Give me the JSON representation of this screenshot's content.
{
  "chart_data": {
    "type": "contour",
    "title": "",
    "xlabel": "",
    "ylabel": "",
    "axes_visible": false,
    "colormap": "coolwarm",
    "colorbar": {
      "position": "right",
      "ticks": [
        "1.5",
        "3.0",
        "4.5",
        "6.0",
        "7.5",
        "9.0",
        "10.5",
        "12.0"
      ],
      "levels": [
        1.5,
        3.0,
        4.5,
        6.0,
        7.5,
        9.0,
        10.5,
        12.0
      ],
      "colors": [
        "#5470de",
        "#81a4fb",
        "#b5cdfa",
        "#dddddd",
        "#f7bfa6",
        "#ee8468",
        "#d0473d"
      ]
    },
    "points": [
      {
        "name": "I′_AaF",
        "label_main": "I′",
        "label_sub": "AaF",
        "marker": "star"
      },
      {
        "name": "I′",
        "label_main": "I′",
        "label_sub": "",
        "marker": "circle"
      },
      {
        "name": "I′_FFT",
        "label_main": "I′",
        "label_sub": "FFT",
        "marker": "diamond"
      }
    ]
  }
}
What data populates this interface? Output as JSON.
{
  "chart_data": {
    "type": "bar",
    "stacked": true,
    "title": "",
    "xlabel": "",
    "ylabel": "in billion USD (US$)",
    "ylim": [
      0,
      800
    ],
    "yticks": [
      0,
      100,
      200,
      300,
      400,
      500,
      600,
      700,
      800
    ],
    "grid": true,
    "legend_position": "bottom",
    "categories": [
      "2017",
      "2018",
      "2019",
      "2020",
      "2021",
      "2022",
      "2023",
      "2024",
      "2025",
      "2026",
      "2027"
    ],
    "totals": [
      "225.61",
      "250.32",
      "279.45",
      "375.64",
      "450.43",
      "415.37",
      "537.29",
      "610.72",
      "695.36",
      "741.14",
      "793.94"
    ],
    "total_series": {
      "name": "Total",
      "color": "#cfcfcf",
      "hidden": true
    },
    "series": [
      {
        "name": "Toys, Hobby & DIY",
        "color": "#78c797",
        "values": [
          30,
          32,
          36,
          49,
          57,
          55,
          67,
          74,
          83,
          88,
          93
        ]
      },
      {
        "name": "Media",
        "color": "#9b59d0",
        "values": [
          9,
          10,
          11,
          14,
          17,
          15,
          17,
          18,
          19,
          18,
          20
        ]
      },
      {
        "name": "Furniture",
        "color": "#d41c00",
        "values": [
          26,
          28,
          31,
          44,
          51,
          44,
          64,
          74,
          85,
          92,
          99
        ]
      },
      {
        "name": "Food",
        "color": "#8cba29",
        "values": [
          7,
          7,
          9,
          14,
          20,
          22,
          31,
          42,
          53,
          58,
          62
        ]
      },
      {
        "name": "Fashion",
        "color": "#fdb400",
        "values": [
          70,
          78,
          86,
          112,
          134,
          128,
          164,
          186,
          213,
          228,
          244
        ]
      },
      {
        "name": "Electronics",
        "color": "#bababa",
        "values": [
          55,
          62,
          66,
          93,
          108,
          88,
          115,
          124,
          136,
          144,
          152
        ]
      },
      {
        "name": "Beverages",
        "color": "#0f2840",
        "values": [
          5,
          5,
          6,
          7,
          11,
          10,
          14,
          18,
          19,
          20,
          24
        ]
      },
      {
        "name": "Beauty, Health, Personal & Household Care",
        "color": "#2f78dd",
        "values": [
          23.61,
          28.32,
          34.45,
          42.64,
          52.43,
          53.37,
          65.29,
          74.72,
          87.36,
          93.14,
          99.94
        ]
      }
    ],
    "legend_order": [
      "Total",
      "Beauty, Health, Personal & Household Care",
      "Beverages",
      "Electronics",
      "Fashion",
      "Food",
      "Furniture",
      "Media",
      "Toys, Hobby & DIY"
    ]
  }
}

————————

* _What you have to do_
Reproduce the data in full, exactly as presented.

* _Output for this task_
Give me the JSON representation of this screenshot's content.
{
  "chart_data": {
    "type": "contour",
    "title": "",
    "xlabel": "",
    "ylabel": "",
    "axes_visible": false,
    "colormap": "coolwarm",
    "colorbar": {
      "position": "right",
      "ticks": [
        "1.5",
        "3.0",
        "4.5",
        "6.0",
        "7.5",
        "9.0",
        "10.5",
        "12.0"
      ],
      "levels": [
        1.5,
        3.0,
        4.5,
        6.0,
        7.5,
        9.0,
        10.5,
        12.0
      ],
      "colors": [
        "#5470de",
        "#81a4fb",
        "#b5cdfa",
        "#dddddd",
        "#f7bfa6",
        "#ee8468",
        "#d0473d"
      ]
    },
    "points": [
      {
        "name": "I′_AaF",
        "label_main": "I′",
        "label_sub": "AaF",
        "marker": "star"
      },
      {
        "name": "I′",
        "label_main": "I′",
        "label_sub": "",
        "marker": "circle"
      },
      {
        "name": "I′_FFT",
        "label_main": "I′",
        "label_sub": "FFT",
        "marker": "diamond"
      }
    ]
  }
}
What data populates this interface? Output as JSON.
{
  "chart_data": {
    "type": "bar",
    "stacked": true,
    "title": "",
    "xlabel": "",
    "ylabel": "in billion USD (US$)",
    "ylim": [
      0,
      800
    ],
    "yticks": [
      0,
      100,
      200,
      300,
      400,
      500,
      600,
      700,
      800
    ],
    "grid": true,
    "legend_position": "bottom",
    "categories": [
      "2017",
      "2018",
      "2019",
      "2020",
      "2021",
      "2022",
      "2023",
      "2024",
      "2025",
      "2026",
      "2027"
    ],
    "totals": [
      "225.61",
      "250.32",
      "279.45",
      "375.64",
      "450.43",
      "415.37",
      "537.29",
      "610.72",
      "695.36",
      "741.14",
      "793.94"
    ],
    "total_series": {
      "name": "Total",
      "color": "#cfcfcf",
      "hidden": true
    },
    "series": [
      {
        "name": "Toys, Hobby & DIY",
        "color": "#78c797",
        "values": [
          30,
          32,
          36,
          49,
          57,
          55,
          67,
          74,
          83,
          88,
          93
        ]
      },
      {
        "name": "Media",
        "color": "#9b59d0",
        "values": [
          9,
          10,
          11,
          14,
          17,
          15,
          17,
          18,
          19,
          18,
          20
        ]
      },
      {
        "name": "Furniture",
        "color": "#d41c00",
        "values": [
          26,
          28,
          31,
          44,
          51,
          44,
          64,
          74,
          85,
          92,
          99
        ]
      },
      {
        "name": "Food",
        "color": "#8cba29",
        "values": [
          7,
          7,
          9,
          14,
          20,
          22,
          31,
          42,
          53,
          58,
          62
        ]
      },
      {
        "name": "Fashion",
        "color": "#fdb400",
        "values": [
          70,
          78,
          86,
          112,
          134,
          128,
          164,
          186,
          213,
          228,
          244
        ]
      },
      {
        "name": "Electronics",
        "color": "#bababa",
        "values": [
          55,
          62,
          66,
          93,
          108,
          88,
          115,
          124,
          136,
          144,
          152
        ]
      },
      {
        "name": "Beverages",
        "color": "#0f2840",
        "values": [
          5,
          5,
          6,
          7,
          11,
          10,
          14,
          18,
          19,
          20,
          24
        ]
      },
      {
        "name": "Beauty, Health, Personal & Household Care",
        "color": "#2f78dd",
        "values": [
          23.61,
          28.32,
          34.45,
          42.64,
          52.43,
          53.37,
          65.29,
          74.72,
          87.36,
          93.14,
          99.94
        ]
      }
    ],
    "legend_order": [
      "Total",
      "Beauty, Health, Personal & Household Care",
      "Beverages",
      "Electronics",
      "Fashion",
      "Food",
      "Furniture",
      "Media",
      "Toys, Hobby & DIY"
    ]
  }
}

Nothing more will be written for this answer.